◆ **Set problem**
Take each line containing "balance" and report it exactly as written.

⟨

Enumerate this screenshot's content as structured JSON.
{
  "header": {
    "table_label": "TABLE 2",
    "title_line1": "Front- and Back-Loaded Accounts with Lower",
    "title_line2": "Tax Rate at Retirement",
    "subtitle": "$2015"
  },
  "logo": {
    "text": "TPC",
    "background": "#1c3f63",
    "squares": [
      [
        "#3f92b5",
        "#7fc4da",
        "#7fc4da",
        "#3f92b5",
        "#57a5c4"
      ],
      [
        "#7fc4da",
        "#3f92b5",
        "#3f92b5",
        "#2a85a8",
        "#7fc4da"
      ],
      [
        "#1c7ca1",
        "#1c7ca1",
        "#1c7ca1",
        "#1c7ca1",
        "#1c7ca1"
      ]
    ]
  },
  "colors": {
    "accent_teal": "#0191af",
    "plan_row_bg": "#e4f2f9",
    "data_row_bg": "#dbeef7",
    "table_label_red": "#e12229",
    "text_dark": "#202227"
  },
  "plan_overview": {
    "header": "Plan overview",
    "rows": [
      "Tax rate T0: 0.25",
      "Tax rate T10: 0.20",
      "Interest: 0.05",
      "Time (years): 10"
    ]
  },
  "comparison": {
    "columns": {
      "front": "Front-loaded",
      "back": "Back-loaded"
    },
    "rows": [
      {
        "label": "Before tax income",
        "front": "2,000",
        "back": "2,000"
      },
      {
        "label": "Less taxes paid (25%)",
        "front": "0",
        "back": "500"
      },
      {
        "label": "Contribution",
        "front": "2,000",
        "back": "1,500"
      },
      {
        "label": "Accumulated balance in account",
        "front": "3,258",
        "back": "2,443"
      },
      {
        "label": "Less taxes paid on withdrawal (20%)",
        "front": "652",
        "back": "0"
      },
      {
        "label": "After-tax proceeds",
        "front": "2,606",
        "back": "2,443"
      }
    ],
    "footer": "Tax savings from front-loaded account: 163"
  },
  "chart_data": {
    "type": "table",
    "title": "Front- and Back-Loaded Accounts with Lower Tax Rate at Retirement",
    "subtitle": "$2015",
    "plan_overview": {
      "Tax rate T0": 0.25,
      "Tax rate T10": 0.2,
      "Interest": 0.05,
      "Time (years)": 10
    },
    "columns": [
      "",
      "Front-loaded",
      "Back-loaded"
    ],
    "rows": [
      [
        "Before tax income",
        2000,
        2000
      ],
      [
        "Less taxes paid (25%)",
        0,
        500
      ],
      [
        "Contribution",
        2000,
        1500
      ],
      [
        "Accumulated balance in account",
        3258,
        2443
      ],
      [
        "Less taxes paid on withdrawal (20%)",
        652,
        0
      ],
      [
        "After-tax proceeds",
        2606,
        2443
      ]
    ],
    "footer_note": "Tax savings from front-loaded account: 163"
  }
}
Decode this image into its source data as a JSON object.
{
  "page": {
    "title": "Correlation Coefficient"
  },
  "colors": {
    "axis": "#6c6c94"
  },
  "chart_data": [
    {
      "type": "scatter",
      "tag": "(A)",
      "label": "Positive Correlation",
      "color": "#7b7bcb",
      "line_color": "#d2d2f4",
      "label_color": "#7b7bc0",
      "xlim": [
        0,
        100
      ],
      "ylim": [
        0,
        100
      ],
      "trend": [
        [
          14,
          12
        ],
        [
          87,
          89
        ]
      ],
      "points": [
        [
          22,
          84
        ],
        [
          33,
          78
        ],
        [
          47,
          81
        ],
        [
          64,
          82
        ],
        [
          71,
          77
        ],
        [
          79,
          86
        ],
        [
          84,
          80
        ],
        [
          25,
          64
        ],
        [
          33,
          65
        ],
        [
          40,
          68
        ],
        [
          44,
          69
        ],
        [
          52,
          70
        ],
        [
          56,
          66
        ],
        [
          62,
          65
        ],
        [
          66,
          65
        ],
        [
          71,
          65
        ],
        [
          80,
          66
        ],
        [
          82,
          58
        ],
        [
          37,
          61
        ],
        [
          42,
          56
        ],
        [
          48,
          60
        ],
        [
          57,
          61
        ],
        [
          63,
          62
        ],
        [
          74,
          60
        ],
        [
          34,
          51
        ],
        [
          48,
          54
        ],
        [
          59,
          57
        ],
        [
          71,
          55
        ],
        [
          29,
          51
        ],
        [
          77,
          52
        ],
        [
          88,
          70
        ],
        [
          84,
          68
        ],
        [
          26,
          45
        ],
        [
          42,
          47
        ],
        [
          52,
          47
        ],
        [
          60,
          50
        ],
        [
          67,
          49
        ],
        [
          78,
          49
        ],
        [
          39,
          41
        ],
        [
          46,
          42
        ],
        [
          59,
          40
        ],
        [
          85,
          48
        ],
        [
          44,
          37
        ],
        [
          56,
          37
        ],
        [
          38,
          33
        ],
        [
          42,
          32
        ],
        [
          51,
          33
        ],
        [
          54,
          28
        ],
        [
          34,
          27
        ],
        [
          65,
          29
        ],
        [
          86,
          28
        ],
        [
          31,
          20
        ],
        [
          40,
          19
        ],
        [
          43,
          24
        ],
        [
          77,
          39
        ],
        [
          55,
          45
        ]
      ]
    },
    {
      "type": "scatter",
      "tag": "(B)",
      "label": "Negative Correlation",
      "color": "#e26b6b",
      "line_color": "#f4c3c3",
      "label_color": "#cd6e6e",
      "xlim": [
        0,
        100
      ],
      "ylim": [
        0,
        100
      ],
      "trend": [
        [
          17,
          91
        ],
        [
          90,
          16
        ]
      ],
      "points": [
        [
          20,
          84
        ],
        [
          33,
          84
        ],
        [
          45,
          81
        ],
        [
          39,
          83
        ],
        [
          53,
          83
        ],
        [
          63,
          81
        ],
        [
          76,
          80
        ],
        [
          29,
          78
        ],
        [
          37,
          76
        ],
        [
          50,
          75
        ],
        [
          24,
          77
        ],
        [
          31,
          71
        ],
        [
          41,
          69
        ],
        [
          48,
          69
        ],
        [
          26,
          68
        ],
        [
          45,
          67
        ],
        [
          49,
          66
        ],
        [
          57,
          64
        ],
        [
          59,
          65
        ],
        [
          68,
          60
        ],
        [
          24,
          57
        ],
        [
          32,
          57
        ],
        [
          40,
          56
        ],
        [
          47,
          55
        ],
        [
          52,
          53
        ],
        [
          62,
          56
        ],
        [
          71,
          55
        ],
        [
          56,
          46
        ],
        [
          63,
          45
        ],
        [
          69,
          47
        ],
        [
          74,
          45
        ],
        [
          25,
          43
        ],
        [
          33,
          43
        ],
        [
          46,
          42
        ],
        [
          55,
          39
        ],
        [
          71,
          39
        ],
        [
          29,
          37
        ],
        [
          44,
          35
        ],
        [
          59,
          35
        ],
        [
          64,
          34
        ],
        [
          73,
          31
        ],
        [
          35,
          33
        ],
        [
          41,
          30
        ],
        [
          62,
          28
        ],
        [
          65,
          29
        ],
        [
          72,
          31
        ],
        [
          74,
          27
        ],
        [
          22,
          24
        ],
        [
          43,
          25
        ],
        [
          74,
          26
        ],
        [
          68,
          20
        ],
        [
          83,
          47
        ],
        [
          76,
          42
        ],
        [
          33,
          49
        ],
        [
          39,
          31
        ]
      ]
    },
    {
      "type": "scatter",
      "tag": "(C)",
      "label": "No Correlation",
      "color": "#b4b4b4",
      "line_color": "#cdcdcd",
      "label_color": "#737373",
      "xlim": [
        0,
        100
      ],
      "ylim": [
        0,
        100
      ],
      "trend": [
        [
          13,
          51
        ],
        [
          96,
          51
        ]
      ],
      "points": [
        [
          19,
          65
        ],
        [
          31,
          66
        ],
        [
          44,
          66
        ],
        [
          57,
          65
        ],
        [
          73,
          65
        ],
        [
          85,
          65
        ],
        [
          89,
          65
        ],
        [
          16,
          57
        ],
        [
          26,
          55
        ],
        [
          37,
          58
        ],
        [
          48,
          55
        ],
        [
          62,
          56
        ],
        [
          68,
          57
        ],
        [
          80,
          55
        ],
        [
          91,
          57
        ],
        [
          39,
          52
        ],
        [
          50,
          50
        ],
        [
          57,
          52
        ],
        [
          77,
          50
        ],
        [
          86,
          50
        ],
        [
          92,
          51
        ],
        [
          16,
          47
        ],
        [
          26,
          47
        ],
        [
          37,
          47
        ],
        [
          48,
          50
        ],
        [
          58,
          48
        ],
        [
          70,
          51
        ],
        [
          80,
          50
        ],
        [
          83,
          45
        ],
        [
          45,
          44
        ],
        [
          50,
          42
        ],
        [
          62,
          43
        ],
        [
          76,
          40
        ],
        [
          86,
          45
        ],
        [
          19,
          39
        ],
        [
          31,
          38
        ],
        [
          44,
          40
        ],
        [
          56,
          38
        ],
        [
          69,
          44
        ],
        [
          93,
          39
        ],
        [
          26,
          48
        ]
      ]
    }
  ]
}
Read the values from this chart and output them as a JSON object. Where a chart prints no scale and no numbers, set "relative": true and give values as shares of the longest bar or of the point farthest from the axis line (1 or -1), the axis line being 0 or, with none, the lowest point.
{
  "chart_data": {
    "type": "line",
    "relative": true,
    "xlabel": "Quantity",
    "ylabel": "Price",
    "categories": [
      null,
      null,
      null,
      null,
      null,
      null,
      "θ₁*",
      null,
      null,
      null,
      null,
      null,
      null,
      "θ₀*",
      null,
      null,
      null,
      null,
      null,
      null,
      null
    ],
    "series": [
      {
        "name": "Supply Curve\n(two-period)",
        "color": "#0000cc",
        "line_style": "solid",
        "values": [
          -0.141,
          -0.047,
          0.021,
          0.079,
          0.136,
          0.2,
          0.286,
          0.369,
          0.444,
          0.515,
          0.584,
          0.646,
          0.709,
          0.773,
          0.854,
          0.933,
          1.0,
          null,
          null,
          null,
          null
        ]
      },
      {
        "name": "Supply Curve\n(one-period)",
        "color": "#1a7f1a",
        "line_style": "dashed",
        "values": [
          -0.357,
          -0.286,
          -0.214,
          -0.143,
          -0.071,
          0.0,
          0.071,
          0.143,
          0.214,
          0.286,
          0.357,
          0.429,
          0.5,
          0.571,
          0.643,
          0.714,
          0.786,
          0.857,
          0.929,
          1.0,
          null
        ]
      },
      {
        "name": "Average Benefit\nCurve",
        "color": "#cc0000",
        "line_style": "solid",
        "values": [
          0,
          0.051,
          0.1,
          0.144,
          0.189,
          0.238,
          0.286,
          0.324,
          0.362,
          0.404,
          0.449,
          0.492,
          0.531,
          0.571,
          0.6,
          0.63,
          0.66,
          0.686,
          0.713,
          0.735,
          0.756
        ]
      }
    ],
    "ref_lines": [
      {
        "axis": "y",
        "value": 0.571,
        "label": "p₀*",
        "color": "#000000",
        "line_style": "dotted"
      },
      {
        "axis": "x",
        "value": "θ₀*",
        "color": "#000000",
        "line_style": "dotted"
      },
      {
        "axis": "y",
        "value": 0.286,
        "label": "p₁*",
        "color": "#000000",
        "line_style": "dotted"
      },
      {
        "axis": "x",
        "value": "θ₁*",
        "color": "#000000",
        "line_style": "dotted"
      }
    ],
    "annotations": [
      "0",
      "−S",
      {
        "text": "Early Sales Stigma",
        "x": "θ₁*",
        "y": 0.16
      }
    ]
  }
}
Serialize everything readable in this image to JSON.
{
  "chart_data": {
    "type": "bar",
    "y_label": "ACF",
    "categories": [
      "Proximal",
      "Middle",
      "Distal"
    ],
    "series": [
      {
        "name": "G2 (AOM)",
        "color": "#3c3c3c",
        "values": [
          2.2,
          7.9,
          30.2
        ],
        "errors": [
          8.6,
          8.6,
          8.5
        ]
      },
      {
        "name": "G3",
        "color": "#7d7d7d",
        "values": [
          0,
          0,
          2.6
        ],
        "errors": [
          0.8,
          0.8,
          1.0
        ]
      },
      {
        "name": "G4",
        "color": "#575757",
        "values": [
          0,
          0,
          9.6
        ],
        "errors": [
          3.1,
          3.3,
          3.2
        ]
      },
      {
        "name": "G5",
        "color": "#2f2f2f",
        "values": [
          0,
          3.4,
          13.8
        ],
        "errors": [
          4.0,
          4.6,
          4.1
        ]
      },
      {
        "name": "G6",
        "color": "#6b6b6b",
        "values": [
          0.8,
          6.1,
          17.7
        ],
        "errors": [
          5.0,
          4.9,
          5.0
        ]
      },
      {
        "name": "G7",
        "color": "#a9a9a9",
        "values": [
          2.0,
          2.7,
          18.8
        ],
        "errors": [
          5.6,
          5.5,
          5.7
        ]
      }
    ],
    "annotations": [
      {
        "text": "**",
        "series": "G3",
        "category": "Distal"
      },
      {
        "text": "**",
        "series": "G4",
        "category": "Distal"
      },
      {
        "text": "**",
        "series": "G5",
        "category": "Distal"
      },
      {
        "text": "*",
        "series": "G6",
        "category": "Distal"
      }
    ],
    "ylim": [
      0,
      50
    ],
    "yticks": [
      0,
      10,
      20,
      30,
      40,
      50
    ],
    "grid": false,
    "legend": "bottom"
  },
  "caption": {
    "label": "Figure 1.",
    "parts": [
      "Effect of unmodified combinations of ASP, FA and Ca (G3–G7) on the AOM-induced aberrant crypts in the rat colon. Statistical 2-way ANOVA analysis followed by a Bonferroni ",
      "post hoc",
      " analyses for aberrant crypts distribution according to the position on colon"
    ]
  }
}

⟩

◆ **Reply to the exercise**
        "label": "Accumulated balance in account",
        "Accumulated balance in account",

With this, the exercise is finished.